**Your goal**
Copy every row below word for word, leaving out the pictures.

[Rows from a layout dataset]
..........

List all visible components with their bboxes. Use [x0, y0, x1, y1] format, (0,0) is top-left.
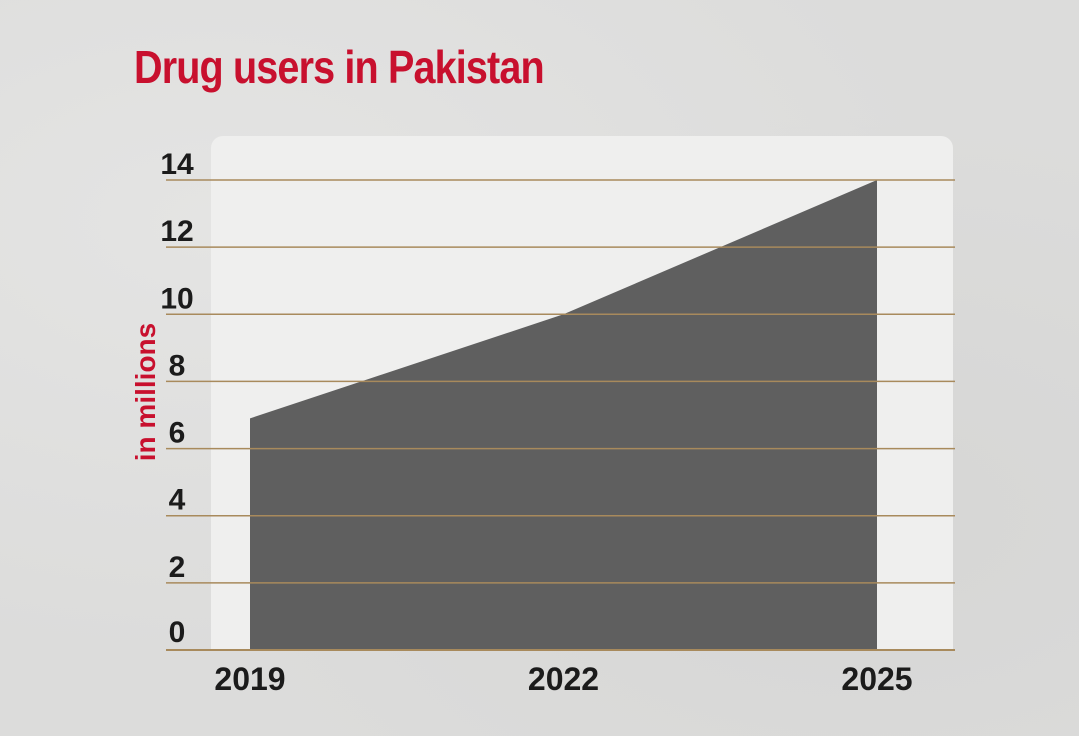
y-tick-label: 12 [160, 215, 193, 248]
x-tick-label: 2025 [841, 661, 912, 697]
y-tick-labels: 0 2 4 6 8 10 12 14 [160, 148, 194, 649]
y-tick-label: 0 [169, 616, 186, 649]
y-tick-label: 14 [160, 148, 194, 181]
y-tick-label: 10 [160, 282, 193, 315]
x-tick-label: 2019 [214, 661, 285, 697]
y-tick-label: 4 [169, 484, 186, 517]
x-tick-labels: 2019 2022 2025 [214, 661, 912, 697]
grid-layer [166, 179, 955, 651]
chart-title: Drug users in Pakistan [134, 41, 545, 93]
y-tick-label: 8 [169, 349, 186, 382]
y-tick-label: 2 [169, 551, 186, 584]
area-layer [250, 180, 877, 650]
y-tick-label: 6 [169, 417, 186, 450]
x-tick-label: 2022 [528, 661, 599, 697]
area-series [250, 180, 877, 650]
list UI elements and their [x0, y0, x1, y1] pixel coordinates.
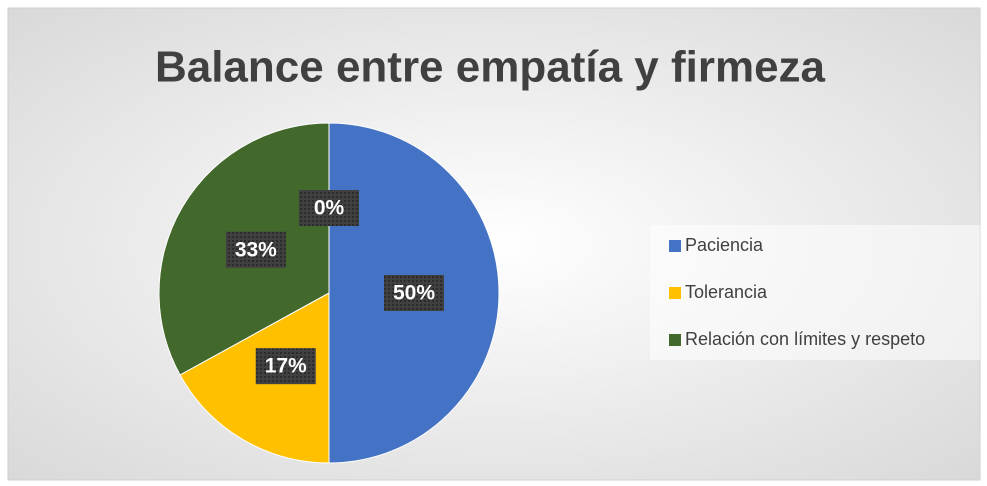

..........

**Worked answer**
List all visible components with their bboxes. Use [x0, y0, x1, y1] format, (0,0) is top-left.
y-tick-label: 12 [160, 215, 193, 248]
x-tick-label: 2025 [841, 661, 912, 697]
y-tick-labels: 0 2 4 6 8 10 12 14 [160, 148, 194, 649]
y-tick-label: 0 [169, 616, 186, 649]
y-tick-label: 14 [160, 148, 194, 181]
y-tick-label: 10 [160, 282, 193, 315]
x-tick-label: 2019 [214, 661, 285, 697]
y-tick-label: 4 [169, 484, 186, 517]
x-tick-labels: 2019 2022 2025 [214, 661, 912, 697]
grid-layer [166, 179, 955, 651]
chart-title: Drug users in Pakistan [134, 41, 545, 93]
y-tick-label: 8 [169, 349, 186, 382]
y-tick-label: 2 [169, 551, 186, 584]
area-layer [250, 180, 877, 650]
y-tick-label: 6 [169, 417, 186, 450]
x-tick-label: 2022 [528, 661, 599, 697]
area-series [250, 180, 877, 650]
list UI elements and their [x0, y0, x1, y1] pixel coordinates.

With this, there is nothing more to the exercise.